*RECORDS FOR PROCESSING*
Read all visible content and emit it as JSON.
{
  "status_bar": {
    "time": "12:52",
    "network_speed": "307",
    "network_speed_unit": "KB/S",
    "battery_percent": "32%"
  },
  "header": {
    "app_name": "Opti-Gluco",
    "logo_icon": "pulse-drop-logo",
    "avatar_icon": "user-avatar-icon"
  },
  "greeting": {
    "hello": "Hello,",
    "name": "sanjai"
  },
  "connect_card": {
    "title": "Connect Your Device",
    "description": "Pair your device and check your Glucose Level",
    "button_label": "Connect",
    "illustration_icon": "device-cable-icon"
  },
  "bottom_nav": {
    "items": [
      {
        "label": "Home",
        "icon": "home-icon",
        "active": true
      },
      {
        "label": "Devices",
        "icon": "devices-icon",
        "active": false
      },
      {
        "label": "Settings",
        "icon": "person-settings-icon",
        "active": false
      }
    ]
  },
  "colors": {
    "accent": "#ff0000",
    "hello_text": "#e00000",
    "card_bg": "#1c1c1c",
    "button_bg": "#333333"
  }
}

*PROBLEM DESCRIPTION*
Write the data from above out again, exactly.

*FULL RESPONSE*
Read all visible content and emit it as JSON.
{
  "status_bar": {
    "time": "12:52",
    "network_speed": "307",
    "network_speed_unit": "KB/S",
    "battery_percent": "32%"
  },
  "header": {
    "app_name": "Opti-Gluco",
    "logo_icon": "pulse-drop-logo",
    "avatar_icon": "user-avatar-icon"
  },
  "greeting": {
    "hello": "Hello,",
    "name": "sanjai"
  },
  "connect_card": {
    "title": "Connect Your Device",
    "description": "Pair your device and check your Glucose Level",
    "button_label": "Connect",
    "illustration_icon": "device-cable-icon"
  },
  "bottom_nav": {
    "items": [
      {
        "label": "Home",
        "icon": "home-icon",
        "active": true
      },
      {
        "label": "Devices",
        "icon": "devices-icon",
        "active": false
      },
      {
        "label": "Settings",
        "icon": "person-settings-icon",
        "active": false
      }
    ]
  },
  "colors": {
    "accent": "#ff0000",
    "hello_text": "#e00000",
    "card_bg": "#1c1c1c",
    "button_bg": "#333333"
  }
}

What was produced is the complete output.